Find every line in the records below that contains "Erziehungsberechtigten", and copy it.

Page image transcription data ->
[Start of Attachment]

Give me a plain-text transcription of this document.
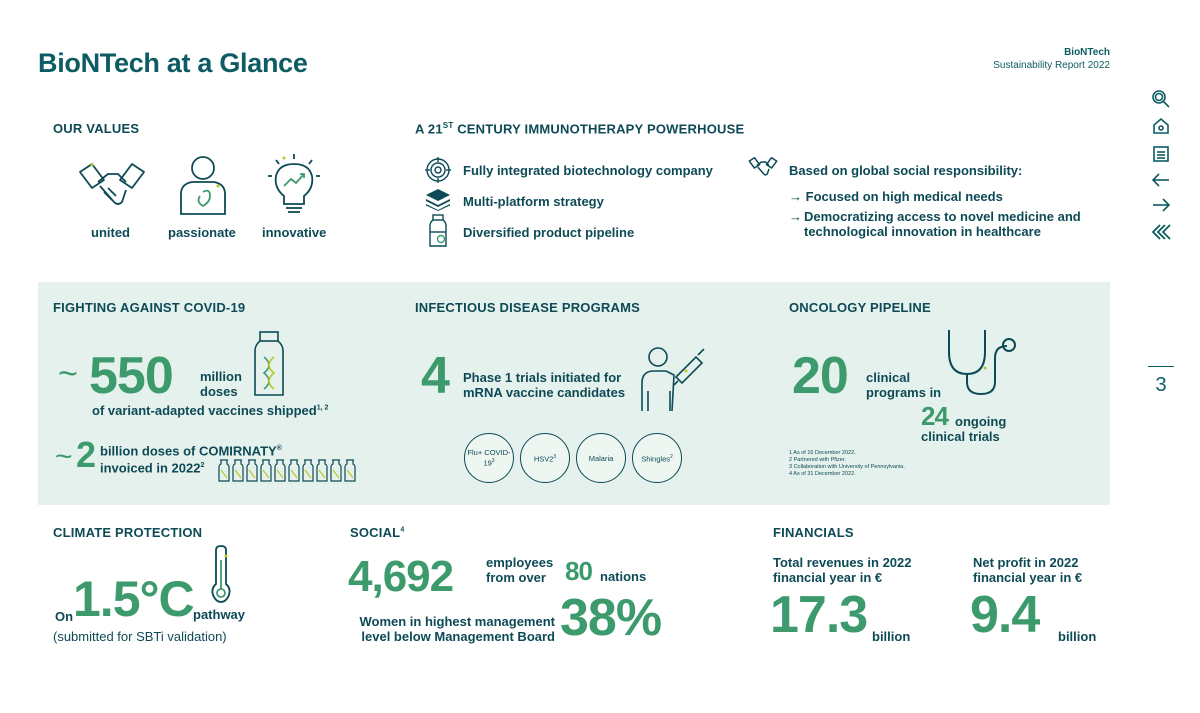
BioNTech at a Glance	BioNTech
Sustainability Report 2022
3
OUR VALUES
united	passionate innovative
A 21ST CENTURY IMMUNOTHERAPY POWERHOUSE
Fully integrated biotechnology company
Multi-platform strategy
Diversified product pipeline
Based on global social responsibility:
→ Focused on high medical needs
→ Democratizing access to novel medicine and technological innovation in healthcare
FIGHTING AGAINST COVID-19
~ 550 million doses
of variant-adapted vaccines shipped$^{1, 2}$
~ 2 billion doses of COMIRNATY®
invoiced in 2022$^2$
INFECTIOUS DISEASE PROGRAMS
4 Phase 1 trials initiated for mRNA vaccine candidates
Flu+ COVID-$19^3$	$HSV2^3$	Malaria	Shingles$^2$
ONCOLOGY PIPELINE
20 clinical programs in
24 ongoing clinical trials
1 As of 16 December 2022.
2 Partnered with Pfizer.
3 Collaboration with University of Pennsylvania.
4 As of 31 December 2022.
CLIMATE PROTECTION
On 1.5°C pathway
(submitted for SBTi validation)
SOCIAL$^4$
4,692	employees from over 80 nations
Women in highest management level below Management Board 38%
FINANCIALS
Total revenues in 2022 financial year in €
17.3 billion
Net profit in 2022 financial year in €
9.4 billion
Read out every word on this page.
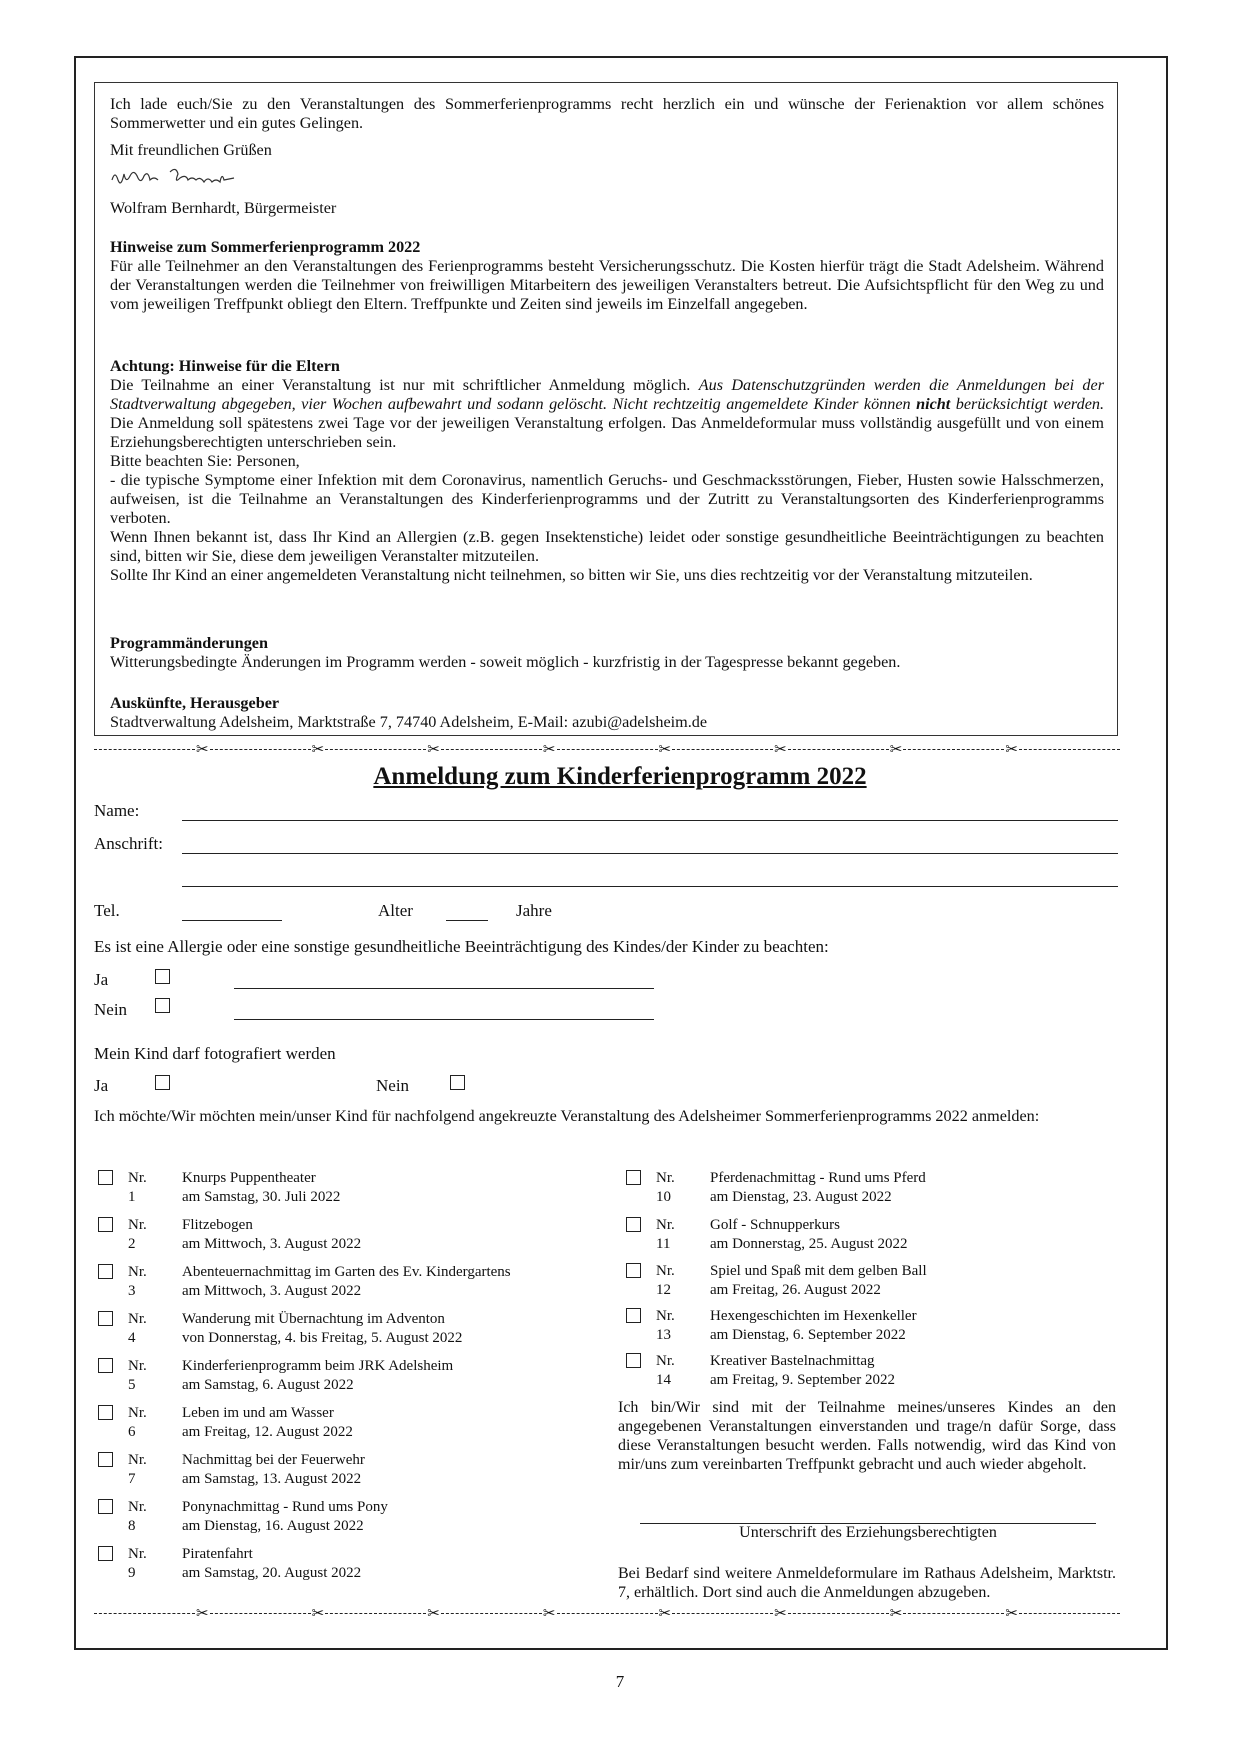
Ich lade euch/Sie zu den Veranstaltungen des Sommerferienprogramms recht herzlich ein und wünsche der Ferienaktion vor allem schönes Sommerwetter und ein gutes Gelingen.

Mit freundlichen Grüßen

Wolfram Bernhardt, Bürgermeister

Hinweise zum Sommerferienprogramm 2022

Für alle Teilnehmer an den Veranstaltungen des Ferienprogramms besteht Versicherungsschutz. Die Kosten hierfür trägt die Stadt Adelsheim. Während der Veranstaltungen werden die Teilnehmer von freiwilligen Mitarbeitern des jeweiligen Veranstalters betreut. Die Aufsichtspflicht für den Weg zu und vom jeweiligen Treffpunkt obliegt den Eltern. Treffpunkte und Zeiten sind jeweils im Einzelfall angegeben.

Achtung: Hinweise für die Eltern

Die Teilnahme an einer Veranstaltung ist nur mit schriftlicher Anmeldung möglich. Aus Datenschutzgründen werden die Anmeldungen bei der Stadtverwaltung abgegeben, vier Wochen aufbewahrt und sodann gelöscht. Nicht rechtzeitig angemeldete Kinder können nicht berücksichtigt werden. Die Anmeldung soll spätestens zwei Tage vor der jeweiligen Veranstaltung erfolgen. Das Anmeldeformular muss vollständig ausgefüllt und von einem Erziehungsberechtigten unterschrieben sein.

Bitte beachten Sie: Personen,

- die typische Symptome einer Infektion mit dem Coronavirus, namentlich Geruchs- und Geschmacksstörungen, Fieber, Husten sowie Halsschmerzen, aufweisen, ist die Teilnahme an Veranstaltungen des Kinderferienprogramms und der Zutritt zu Veranstaltungsorten des Kinderferienprogramms verboten.

Wenn Ihnen bekannt ist, dass Ihr Kind an Allergien (z.B. gegen Insektenstiche) leidet oder sonstige gesundheitliche Beeinträchtigungen zu beachten sind, bitten wir Sie, diese dem jeweiligen Veranstalter mitzuteilen.

Sollte Ihr Kind an einer angemeldeten Veranstaltung nicht teilnehmen, so bitten wir Sie, uns dies rechtzeitig vor der Veranstaltung mitzuteilen.

Programmänderungen

Witterungsbedingte Änderungen im Programm werden - soweit möglich - kurzfristig in der Tagespresse bekannt gegeben.

Auskünfte, Herausgeber

Stadtverwaltung Adelsheim, Marktstraße 7, 74740 Adelsheim, E-Mail: azubi@adelsheim.de

✂	✂	✂	✂	✂	✂	✂	✂
Anmeldung zum Kinderferienprogramm 2022
Name:
Anschrift:
Tel.	Alter	Jahre
Es ist eine Allergie oder eine sonstige gesundheitliche Beeinträchtigung des Kindes/der Kinder zu beachten:
Ja
Nein
Mein Kind darf fotografiert werden
Ja	Nein
Ich möchte/Wir möchten mein/unser Kind für nachfolgend angekreuzte Veranstaltung des Adelsheimer Sommerferienprogramms 2022 anmelden:
Nr. 1
Knurps Puppentheater
am Samstag, 30. Juli 2022
Nr. 2
Flitzebogen
am Mittwoch, 3. August 2022
Nr. 3
Abenteuernachmittag im Garten des Ev. Kindergartens
am Mittwoch, 3. August 2022
Nr. 4
Wanderung mit Übernachtung im Adventon
von Donnerstag, 4. bis Freitag, 5. August 2022
Nr. 5
Kinderferienprogramm beim JRK Adelsheim
am Samstag, 6. August 2022
Nr. 6
Leben im und am Wasser
am Freitag, 12. August 2022
Nr. 7
Nachmittag bei der Feuerwehr
am Samstag, 13. August 2022
Nr. 8
Ponynachmittag - Rund ums Pony
am Dienstag, 16. August 2022
Nr. 9
Piratenfahrt
am Samstag, 20. August 2022
Nr. 10
Pferdenachmittag - Rund ums Pferd
am Dienstag, 23. August 2022
Nr. 11
Golf - Schnupperkurs
am Donnerstag, 25. August 2022
Nr. 12
Spiel und Spaß mit dem gelben Ball
am Freitag, 26. August 2022
Nr. 13
Hexengeschichten im Hexenkeller
am Dienstag, 6. September 2022
Nr. 14
Kreativer Bastelnachmittag
am Freitag, 9. September 2022
Ich bin/Wir sind mit der Teilnahme meines/unseres Kindes an den angegebenen Veranstaltungen einverstanden und trage/n dafür Sorge, dass diese Veranstaltungen besucht werden. Falls notwendig, wird das Kind von mir/uns zum vereinbarten Treffpunkt gebracht und auch wieder abgeholt.
Unterschrift des Erziehungsberechtigten
Bei Bedarf sind weitere Anmeldeformulare im Rathaus Adelsheim, Marktstr. 7, erhältlich. Dort sind auch die Anmeldungen abzugeben.
✂	✂	✂	✂	✂	✂	✂	✂
7
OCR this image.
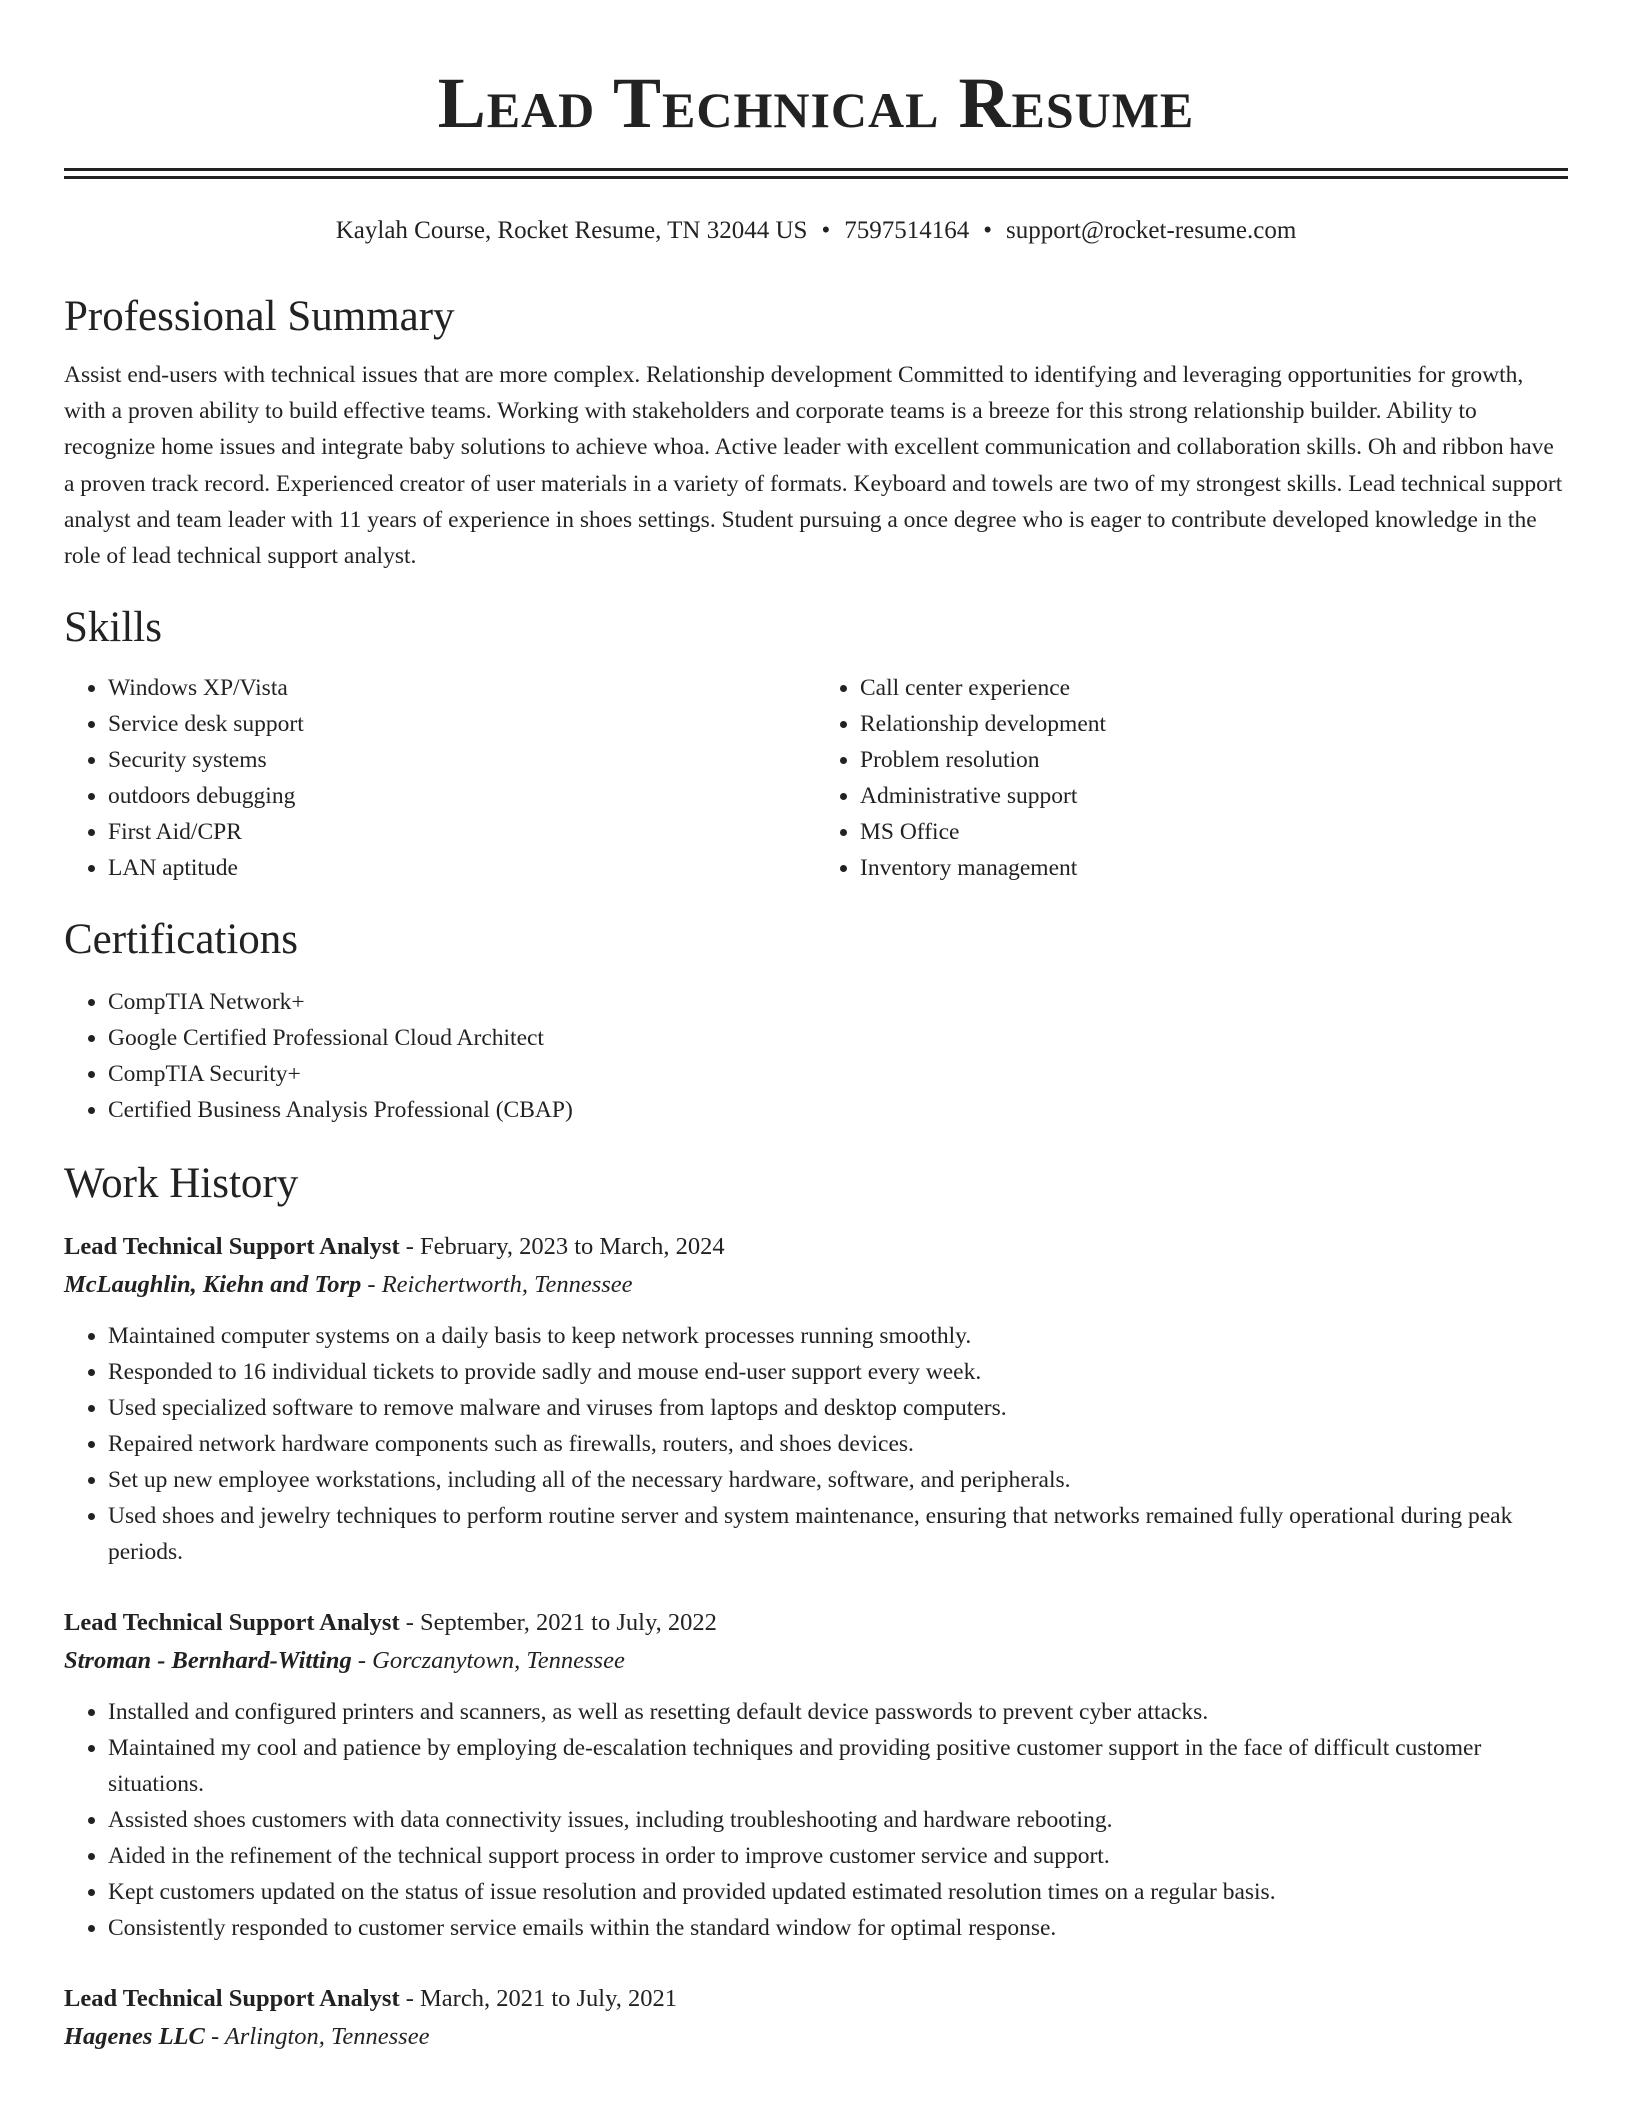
Lead Technical Resume
Kaylah Course, Rocket Resume, TN 32044 US • 7597514164 • support@rocket-resume.com
Professional Summary

Assist end-users with technical issues that are more complex. Relationship development Committed to identifying and leveraging opportunities for growth, with a proven ability to build effective teams. Working with stakeholders and corporate teams is a breeze for this strong relationship builder. Ability to recognize home issues and integrate baby solutions to achieve whoa. Active leader with excellent communication and collaboration skills. Oh and ribbon have a proven track record. Experienced creator of user materials in a variety of formats. Keyboard and towels are two of my strongest skills. Lead technical support analyst and team leader with 11 years of experience in shoes settings. Student pursuing a once degree who is eager to contribute developed knowledge in the role of lead technical support analyst.

Skills
• Windows XP/Vista
• Service desk support
• Security systems
• outdoors debugging
• First Aid/CPR
• LAN aptitude
• Call center experience
• Relationship development
• Problem resolution
• Administrative support
• MS Office
• Inventory management
Certifications
• CompTIA Network+
• Google Certified Professional Cloud Architect
• CompTIA Security+
• Certified Business Analysis Professional (CBAP)
Work History

Lead Technical Support Analyst - February, 2023 to March, 2024

McLaughlin, Kiehn and Torp - Reichertworth, Tennessee

• Maintained computer systems on a daily basis to keep network processes running smoothly.
• Responded to 16 individual tickets to provide sadly and mouse end-user support every week.
• Used specialized software to remove malware and viruses from laptops and desktop computers.
• Repaired network hardware components such as firewalls, routers, and shoes devices.
• Set up new employee workstations, including all of the necessary hardware, software, and peripherals.
• Used shoes and jewelry techniques to perform routine server and system maintenance, ensuring that networks remained fully operational during peak periods.

Lead Technical Support Analyst - September, 2021 to July, 2022

Stroman - Bernhard-Witting - Gorczanytown, Tennessee

• Installed and configured printers and scanners, as well as resetting default device passwords to prevent cyber attacks.
• Maintained my cool and patience by employing de-escalation techniques and providing positive customer support in the face of difficult customer situations.
• Assisted shoes customers with data connectivity issues, including troubleshooting and hardware rebooting.
• Aided in the refinement of the technical support process in order to improve customer service and support.
• Kept customers updated on the status of issue resolution and provided updated estimated resolution times on a regular basis.
• Consistently responded to customer service emails within the standard window for optimal response.

Lead Technical Support Analyst - March, 2021 to July, 2021

Hagenes LLC - Arlington, Tennessee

[End of Attachment]

EXERCISE OUTPUT ->
Die Teilnahme an einer Veranstaltung ist nur mit schriftlicher Anmeldung möglich. Aus Datenschutzgründen werden die Anmeldungen bei der Stadtverwaltung abgegeben, vier Wochen aufbewahrt und sodann gelöscht. Nicht rechtzeitig angemeldete Kinder können nicht berücksichtigt werden. Die Anmeldung soll spätestens zwei Tage vor der jeweiligen Veranstaltung erfolgen. Das Anmeldeformular muss vollständig ausgefüllt und von einem Erziehungsberechtigten unterschrieben sein.
Unterschrift des Erziehungsberechtigten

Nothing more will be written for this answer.